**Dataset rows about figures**
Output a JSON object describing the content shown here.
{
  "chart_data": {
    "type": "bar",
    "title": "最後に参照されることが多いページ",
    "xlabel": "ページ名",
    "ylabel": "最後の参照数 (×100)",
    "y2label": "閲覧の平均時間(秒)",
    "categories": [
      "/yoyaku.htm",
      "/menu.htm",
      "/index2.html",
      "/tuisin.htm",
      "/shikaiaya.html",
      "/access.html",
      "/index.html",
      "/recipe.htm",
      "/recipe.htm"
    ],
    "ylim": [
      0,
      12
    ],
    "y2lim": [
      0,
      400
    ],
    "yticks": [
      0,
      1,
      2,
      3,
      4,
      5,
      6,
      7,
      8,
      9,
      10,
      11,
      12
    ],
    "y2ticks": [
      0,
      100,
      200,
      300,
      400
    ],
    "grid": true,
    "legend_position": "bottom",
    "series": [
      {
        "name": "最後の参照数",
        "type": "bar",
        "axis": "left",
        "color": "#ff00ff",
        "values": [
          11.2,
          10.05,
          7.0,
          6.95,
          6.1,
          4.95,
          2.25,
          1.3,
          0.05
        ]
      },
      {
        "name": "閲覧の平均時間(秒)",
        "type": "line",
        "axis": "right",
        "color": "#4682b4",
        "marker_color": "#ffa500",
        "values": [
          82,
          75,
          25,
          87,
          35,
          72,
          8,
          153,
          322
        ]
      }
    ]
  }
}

**REQUEST**
Reproduce each line of the material above precisely.

**FINAL RESULT**
Output a JSON object describing the content shown here.
{
  "chart_data": {
    "type": "bar",
    "title": "最後に参照されることが多いページ",
    "xlabel": "ページ名",
    "ylabel": "最後の参照数 (×100)",
    "y2label": "閲覧の平均時間(秒)",
    "categories": [
      "/yoyaku.htm",
      "/menu.htm",
      "/index2.html",
      "/tuisin.htm",
      "/shikaiaya.html",
      "/access.html",
      "/index.html",
      "/recipe.htm",
      "/recipe.htm"
    ],
    "ylim": [
      0,
      12
    ],
    "y2lim": [
      0,
      400
    ],
    "yticks": [
      0,
      1,
      2,
      3,
      4,
      5,
      6,
      7,
      8,
      9,
      10,
      11,
      12
    ],
    "y2ticks": [
      0,
      100,
      200,
      300,
      400
    ],
    "grid": true,
    "legend_position": "bottom",
    "series": [
      {
        "name": "最後の参照数",
        "type": "bar",
        "axis": "left",
        "color": "#ff00ff",
        "values": [
          11.2,
          10.05,
          7.0,
          6.95,
          6.1,
          4.95,
          2.25,
          1.3,
          0.05
        ]
      },
      {
        "name": "閲覧の平均時間(秒)",
        "type": "line",
        "axis": "right",
        "color": "#4682b4",
        "marker_color": "#ffa500",
        "values": [
          82,
          75,
          25,
          87,
          35,
          72,
          8,
          153,
          322
        ]
      }
    ]
  }
}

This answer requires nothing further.